TASK DESCRIPTION: Look through the material and tally each line bearing the word "Kasa". Give only the total.
──────── RAW RECORDS ────────
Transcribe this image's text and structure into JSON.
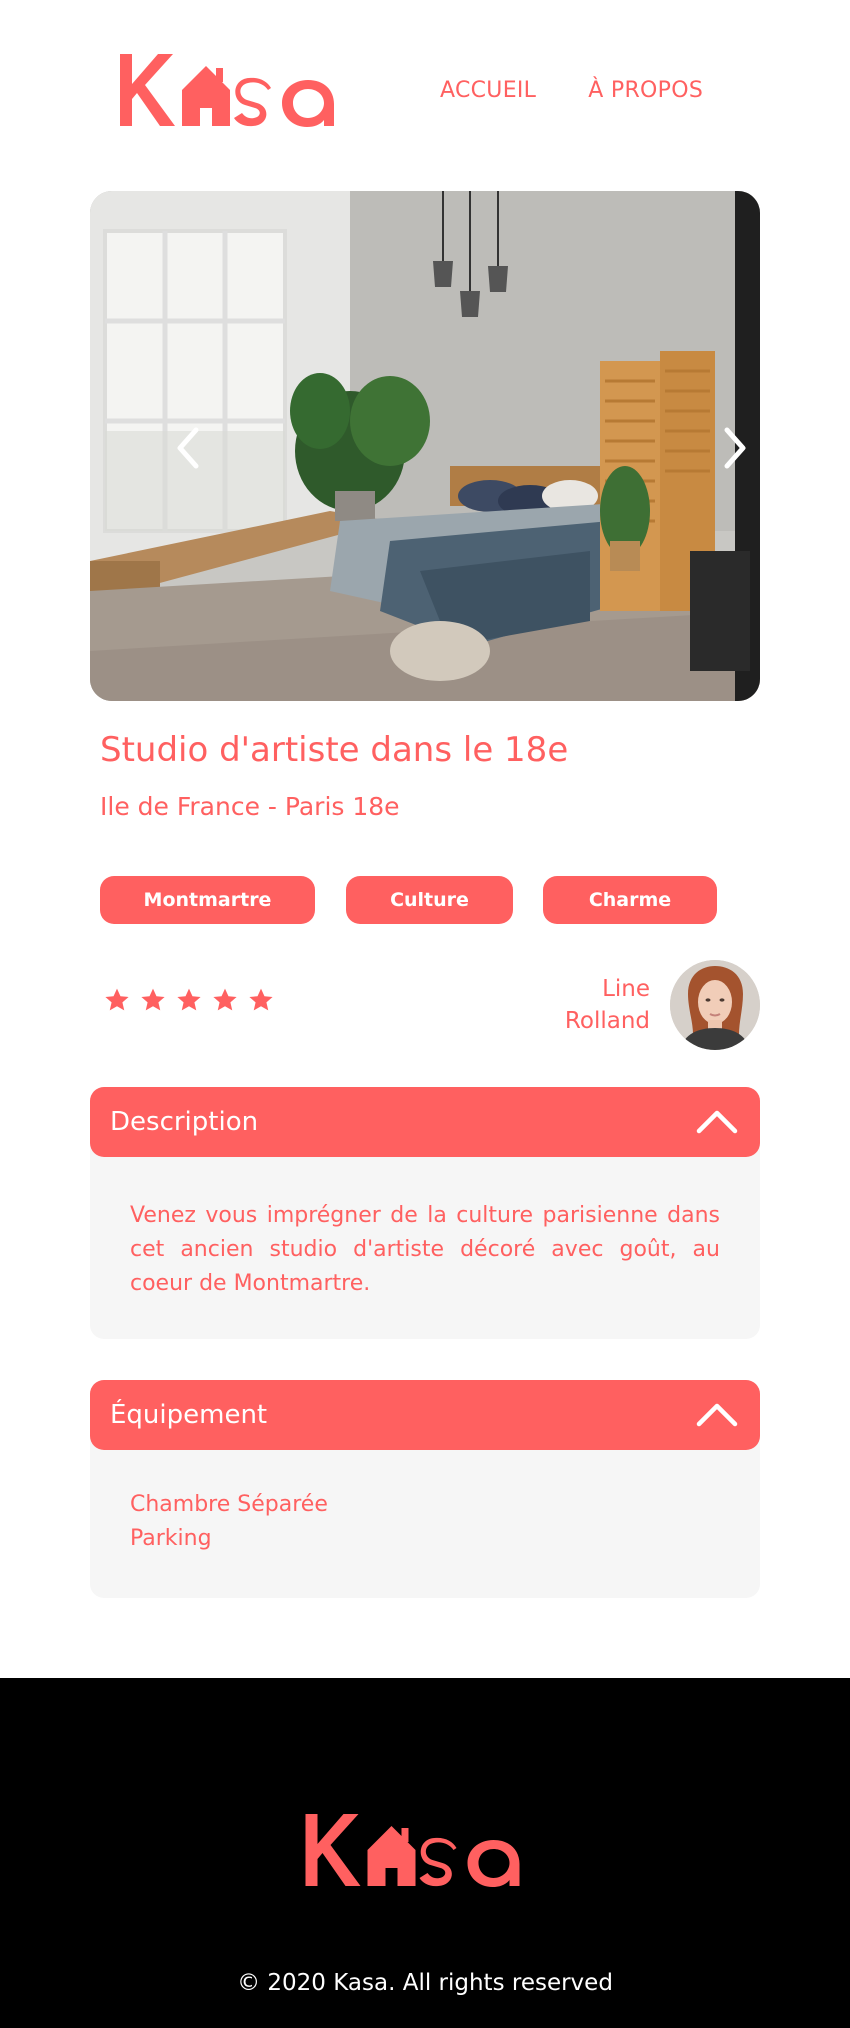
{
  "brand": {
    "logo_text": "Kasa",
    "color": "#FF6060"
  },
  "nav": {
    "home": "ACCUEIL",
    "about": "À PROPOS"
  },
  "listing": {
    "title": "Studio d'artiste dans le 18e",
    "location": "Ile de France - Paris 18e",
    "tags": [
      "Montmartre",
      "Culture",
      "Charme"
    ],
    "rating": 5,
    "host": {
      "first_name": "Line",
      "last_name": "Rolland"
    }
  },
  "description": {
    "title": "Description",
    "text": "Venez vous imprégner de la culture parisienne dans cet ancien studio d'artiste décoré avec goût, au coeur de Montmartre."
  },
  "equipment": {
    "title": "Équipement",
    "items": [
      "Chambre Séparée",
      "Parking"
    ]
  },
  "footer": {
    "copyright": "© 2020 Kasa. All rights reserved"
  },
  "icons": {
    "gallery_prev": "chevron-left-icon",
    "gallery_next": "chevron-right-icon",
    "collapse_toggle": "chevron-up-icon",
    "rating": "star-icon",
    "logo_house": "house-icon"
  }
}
────────
REPLY: 2